#### [GIVEN TEXT]
Thursday, September 02, 2004

Here's an actual post:
http://www.cheerleadersfortruth.com/
Via volokh, this seems to be a clever parody of something, possibly swift boat veterans.
At the risk of giving away the joke, it's about bush, was a he really a harvard cheerleader?
The eerie paralells between jfk and jfk - kennedy and kerry - crop up again.
I'm reading "the search for kennedy."
It turns out the kennedy legend of john being a pt boat hero were mostly manufactured by his dad's press agent. His boat got run over by a japanese ship. Instead of going down with the ship, he swam to shore, after saving a wounded crew member. Ok, he's a good swimmer.
So the 1960 contest for the democratic nomination is not one between john kennedy and evil genius lbj. It is between evil genius joe kennedy senio and evil genius lbj, and at some point they cut a deal and join forces, so they can defeat evil genius nixon.
There is a hint, on p 400 something, that Joe wrote his memoirs, but they were not published because they would be embarrasing to John. That's from a book in 1974. So, were the joe kennedy memoirs ever published? Are they still around? Could they be published now?
A few months ago, maybe last winter, a friend of mine died. It was known he had left some kind of book or diary. I spent some time persuading his nephew to allow web publication of that material. I don't have a url, but it's been posted privately on a discussion board we are on.
Some chapters written by my friend, others by his boyfriend, who had died a couple years earlier, who i knew, but not as well.
A lost robert heinlein novel was found in a box in a garage last year. It's not that good, from what I hear - there are reasons novels get lost. But it has meaning to those of us who scarf up every drop of heinlein we can find - www.heinleinsociety.org and also to those of us who see a connection between his ideas and those of ayn rand.
So, finding and publishing joe kennedy's memoirs - that would help make my mark.
Buried treasure. Maybe it's already been done. I haven't even googled for it.
So i'm still, slowly and casually, reseaching lbj's presidential years, following the model of Robert Caro. In a caro bio, you don't start with your subject. you find your subject's enemy, find out who his grandfather was, and tell that story, in 50 pages or so.
So a bio of johnson's presdiential years would include material on john kennedy, joe kennedy, john fitzgerald. the book i'm reading tells part of that story, tells it well, ands my bath water is hot, so i'll wrap this up. -30-.

#### [WHAT IS BEING ASKED]
Please transcribe everything from "So a bio of" down to "this up. -30-." in the blog post above, with no changes.

#### [RECORDS SHOWN]
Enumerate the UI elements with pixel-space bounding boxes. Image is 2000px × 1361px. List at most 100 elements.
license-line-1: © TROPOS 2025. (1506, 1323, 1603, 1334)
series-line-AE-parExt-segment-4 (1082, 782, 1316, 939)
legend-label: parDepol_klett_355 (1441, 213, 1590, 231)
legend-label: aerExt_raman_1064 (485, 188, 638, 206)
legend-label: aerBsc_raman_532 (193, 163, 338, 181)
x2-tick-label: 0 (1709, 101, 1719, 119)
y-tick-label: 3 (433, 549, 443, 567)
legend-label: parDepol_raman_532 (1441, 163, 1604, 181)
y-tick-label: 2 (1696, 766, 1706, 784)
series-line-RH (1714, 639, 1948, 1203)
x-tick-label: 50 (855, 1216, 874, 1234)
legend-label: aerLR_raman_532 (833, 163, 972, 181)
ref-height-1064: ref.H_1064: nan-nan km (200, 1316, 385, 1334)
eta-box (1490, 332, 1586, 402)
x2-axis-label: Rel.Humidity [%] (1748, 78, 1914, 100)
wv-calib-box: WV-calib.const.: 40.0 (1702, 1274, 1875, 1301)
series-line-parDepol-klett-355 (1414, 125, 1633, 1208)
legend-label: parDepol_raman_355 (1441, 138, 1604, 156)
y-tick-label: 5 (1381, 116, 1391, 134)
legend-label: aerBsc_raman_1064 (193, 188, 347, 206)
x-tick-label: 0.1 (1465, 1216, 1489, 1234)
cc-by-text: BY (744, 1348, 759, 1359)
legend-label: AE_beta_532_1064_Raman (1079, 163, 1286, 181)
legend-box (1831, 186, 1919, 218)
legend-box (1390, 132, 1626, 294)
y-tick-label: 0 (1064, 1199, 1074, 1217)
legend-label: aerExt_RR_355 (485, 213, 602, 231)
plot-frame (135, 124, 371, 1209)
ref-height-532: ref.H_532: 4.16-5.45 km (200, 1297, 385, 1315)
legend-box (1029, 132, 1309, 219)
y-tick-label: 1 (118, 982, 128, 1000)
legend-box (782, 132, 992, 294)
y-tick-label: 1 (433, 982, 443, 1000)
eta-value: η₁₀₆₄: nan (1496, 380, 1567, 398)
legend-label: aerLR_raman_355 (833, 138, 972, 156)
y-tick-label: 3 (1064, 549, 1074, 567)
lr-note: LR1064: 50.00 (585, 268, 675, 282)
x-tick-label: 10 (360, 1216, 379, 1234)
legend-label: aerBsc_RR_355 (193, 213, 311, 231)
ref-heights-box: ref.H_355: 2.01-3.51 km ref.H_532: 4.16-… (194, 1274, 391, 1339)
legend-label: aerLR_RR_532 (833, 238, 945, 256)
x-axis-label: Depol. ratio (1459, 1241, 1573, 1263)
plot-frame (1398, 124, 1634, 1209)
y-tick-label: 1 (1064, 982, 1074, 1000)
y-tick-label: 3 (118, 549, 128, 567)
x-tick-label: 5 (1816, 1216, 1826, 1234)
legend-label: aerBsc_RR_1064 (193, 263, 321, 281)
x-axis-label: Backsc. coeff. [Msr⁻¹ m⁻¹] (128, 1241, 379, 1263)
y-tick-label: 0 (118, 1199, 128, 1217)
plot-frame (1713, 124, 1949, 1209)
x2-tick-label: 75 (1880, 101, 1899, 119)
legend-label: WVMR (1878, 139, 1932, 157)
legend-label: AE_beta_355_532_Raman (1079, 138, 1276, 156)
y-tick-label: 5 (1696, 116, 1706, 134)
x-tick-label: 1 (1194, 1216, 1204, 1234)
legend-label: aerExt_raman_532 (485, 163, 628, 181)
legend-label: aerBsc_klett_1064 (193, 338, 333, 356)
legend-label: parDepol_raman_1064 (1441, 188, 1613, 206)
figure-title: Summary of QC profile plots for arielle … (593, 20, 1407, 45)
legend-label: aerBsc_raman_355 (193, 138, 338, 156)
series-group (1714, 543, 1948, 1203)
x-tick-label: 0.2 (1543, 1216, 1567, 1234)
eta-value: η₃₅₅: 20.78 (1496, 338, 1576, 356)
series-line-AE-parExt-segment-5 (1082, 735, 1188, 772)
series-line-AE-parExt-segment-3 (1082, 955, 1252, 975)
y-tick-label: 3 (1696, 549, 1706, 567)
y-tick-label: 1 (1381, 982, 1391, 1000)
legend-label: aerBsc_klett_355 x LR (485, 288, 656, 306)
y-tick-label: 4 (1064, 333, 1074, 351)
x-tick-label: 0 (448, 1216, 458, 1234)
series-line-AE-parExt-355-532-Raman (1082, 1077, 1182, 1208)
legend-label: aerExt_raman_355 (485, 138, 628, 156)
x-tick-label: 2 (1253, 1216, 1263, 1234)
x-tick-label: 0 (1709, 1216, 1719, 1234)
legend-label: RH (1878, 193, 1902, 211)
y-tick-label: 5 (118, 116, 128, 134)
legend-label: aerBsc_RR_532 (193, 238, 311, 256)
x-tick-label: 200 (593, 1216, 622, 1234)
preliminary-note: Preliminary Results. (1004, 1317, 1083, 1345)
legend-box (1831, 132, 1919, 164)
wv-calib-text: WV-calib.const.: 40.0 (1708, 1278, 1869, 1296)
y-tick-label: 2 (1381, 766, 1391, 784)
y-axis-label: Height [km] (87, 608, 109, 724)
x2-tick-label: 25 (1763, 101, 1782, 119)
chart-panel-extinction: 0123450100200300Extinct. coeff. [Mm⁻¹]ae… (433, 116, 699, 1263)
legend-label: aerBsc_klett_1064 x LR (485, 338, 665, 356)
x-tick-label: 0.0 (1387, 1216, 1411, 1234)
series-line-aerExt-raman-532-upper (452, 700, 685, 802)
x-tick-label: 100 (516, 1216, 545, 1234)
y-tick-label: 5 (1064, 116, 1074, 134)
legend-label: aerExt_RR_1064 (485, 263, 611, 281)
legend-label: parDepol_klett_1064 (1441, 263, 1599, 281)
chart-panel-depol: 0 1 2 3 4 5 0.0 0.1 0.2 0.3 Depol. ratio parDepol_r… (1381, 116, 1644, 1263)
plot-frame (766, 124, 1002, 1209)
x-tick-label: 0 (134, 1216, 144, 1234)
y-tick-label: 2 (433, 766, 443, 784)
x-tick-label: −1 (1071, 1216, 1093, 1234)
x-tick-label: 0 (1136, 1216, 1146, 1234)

#### [ANSWER FOR THE TASK]
So a bio of johnson's presdiential years would include material on john kennedy, joe kennedy, john fitzgerald. the book i'm reading tells part of that story, tells it well, ands my bath water is hot, so i'll wrap this up. -30-.